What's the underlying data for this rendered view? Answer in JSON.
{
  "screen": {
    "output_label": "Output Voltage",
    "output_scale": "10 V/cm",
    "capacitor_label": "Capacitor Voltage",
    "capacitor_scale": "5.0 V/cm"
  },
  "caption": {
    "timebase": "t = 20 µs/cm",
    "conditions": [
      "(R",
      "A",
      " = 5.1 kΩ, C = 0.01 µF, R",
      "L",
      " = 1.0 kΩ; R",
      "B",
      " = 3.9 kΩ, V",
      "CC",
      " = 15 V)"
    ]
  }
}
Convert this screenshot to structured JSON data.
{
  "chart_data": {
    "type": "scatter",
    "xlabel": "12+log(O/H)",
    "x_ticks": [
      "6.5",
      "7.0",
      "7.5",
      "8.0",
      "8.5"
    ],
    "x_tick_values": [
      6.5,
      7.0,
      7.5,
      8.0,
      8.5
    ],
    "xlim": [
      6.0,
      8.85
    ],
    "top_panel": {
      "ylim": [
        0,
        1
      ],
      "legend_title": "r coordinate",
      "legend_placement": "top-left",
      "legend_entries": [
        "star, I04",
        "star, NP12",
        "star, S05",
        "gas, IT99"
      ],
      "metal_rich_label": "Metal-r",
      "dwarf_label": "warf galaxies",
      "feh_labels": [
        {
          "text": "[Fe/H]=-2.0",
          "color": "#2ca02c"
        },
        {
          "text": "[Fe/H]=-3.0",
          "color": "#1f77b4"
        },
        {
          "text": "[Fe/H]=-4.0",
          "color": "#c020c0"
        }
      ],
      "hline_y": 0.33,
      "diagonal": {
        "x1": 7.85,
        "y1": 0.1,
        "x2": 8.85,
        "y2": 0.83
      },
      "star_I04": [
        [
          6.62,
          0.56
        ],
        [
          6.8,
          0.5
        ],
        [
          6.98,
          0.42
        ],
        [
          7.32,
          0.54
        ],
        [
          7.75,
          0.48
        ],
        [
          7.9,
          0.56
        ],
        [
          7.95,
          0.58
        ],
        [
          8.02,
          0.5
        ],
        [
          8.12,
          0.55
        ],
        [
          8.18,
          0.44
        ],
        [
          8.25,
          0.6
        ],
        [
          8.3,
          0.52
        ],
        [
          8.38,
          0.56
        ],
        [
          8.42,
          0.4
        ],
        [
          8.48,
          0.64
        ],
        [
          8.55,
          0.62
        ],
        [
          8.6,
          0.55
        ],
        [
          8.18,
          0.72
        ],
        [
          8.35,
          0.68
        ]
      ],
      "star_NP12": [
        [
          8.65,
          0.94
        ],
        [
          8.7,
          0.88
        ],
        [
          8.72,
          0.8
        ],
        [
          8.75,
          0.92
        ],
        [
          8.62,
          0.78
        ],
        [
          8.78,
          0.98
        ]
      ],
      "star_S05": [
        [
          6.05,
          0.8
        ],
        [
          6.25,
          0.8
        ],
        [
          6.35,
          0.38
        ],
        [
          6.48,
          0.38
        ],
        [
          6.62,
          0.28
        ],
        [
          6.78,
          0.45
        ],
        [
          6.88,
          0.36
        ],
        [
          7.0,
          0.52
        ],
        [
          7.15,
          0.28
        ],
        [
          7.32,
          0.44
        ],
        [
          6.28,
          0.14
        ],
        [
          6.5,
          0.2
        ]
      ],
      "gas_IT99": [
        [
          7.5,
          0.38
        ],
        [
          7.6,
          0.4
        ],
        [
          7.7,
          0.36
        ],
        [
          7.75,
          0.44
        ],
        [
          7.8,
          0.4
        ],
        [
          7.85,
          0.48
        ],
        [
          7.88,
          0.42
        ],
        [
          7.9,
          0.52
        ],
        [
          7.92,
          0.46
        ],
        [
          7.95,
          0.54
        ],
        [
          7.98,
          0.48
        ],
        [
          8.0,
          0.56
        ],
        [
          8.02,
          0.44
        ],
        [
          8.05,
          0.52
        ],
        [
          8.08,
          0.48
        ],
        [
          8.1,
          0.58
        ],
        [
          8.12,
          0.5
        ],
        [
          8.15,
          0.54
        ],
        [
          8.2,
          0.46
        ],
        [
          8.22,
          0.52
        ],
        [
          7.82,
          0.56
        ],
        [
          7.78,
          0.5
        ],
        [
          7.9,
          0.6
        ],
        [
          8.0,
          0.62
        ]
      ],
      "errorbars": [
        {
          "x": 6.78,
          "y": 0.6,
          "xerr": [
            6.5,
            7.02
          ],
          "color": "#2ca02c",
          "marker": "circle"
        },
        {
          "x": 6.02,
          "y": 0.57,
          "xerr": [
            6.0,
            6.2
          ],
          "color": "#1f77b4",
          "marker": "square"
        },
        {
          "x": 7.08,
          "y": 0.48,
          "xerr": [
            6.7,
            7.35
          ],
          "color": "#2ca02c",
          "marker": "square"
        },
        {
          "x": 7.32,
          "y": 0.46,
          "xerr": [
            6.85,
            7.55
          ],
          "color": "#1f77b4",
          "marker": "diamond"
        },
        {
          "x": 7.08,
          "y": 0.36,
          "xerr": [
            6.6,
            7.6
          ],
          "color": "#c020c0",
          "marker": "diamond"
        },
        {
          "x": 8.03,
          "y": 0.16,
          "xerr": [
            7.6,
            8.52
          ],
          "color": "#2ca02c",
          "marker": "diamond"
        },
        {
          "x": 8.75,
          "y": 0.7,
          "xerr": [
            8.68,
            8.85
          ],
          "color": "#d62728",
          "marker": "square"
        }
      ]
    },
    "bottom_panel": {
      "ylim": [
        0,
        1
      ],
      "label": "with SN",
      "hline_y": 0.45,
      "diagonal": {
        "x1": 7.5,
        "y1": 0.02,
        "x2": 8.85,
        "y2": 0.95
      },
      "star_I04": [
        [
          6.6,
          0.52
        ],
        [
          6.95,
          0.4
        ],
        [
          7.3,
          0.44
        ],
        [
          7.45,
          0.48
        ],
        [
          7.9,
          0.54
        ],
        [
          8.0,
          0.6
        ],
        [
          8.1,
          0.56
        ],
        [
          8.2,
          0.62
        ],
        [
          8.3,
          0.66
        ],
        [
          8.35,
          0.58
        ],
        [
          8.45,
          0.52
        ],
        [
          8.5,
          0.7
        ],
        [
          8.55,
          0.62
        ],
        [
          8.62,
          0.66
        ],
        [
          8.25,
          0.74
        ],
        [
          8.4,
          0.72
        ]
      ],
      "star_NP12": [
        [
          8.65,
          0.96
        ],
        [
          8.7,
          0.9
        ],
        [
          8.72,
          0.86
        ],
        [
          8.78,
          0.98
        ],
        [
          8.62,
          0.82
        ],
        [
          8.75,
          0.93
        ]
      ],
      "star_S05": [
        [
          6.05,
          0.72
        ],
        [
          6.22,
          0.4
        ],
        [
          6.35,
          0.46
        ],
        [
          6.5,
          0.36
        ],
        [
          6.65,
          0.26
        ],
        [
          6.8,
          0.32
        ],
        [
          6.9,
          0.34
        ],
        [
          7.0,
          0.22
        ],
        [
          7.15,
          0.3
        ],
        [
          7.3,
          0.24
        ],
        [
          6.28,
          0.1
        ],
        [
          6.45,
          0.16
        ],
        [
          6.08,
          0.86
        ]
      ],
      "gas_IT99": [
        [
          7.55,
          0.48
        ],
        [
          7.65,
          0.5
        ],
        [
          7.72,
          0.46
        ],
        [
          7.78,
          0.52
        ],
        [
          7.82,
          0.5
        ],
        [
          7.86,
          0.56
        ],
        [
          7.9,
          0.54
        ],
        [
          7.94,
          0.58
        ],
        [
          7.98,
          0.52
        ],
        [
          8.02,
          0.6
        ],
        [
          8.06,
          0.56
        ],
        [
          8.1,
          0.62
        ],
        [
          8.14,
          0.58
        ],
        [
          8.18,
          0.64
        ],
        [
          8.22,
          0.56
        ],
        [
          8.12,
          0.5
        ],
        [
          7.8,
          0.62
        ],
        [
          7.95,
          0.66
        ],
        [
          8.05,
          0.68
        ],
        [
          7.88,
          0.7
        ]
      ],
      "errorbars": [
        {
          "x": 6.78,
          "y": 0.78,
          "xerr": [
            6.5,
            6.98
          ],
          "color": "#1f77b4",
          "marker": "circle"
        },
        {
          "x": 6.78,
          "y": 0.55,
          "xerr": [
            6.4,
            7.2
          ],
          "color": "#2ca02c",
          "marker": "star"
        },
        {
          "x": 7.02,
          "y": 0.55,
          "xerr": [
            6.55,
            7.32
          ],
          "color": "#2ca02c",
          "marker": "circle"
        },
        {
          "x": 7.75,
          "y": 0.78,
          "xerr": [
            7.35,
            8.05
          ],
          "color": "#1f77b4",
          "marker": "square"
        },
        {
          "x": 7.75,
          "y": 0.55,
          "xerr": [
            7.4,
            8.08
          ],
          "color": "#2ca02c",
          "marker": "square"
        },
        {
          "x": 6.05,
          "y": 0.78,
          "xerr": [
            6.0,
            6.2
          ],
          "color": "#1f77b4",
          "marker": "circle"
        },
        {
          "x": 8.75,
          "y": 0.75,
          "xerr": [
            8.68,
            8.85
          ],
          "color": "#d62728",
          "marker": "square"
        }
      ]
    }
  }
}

--- SHORT PROBLEM ---
Among the records above, how many lines carry the string "Voltage"? Reply with the number alone.

--- SOLUTION FOR THIS TASK ---
2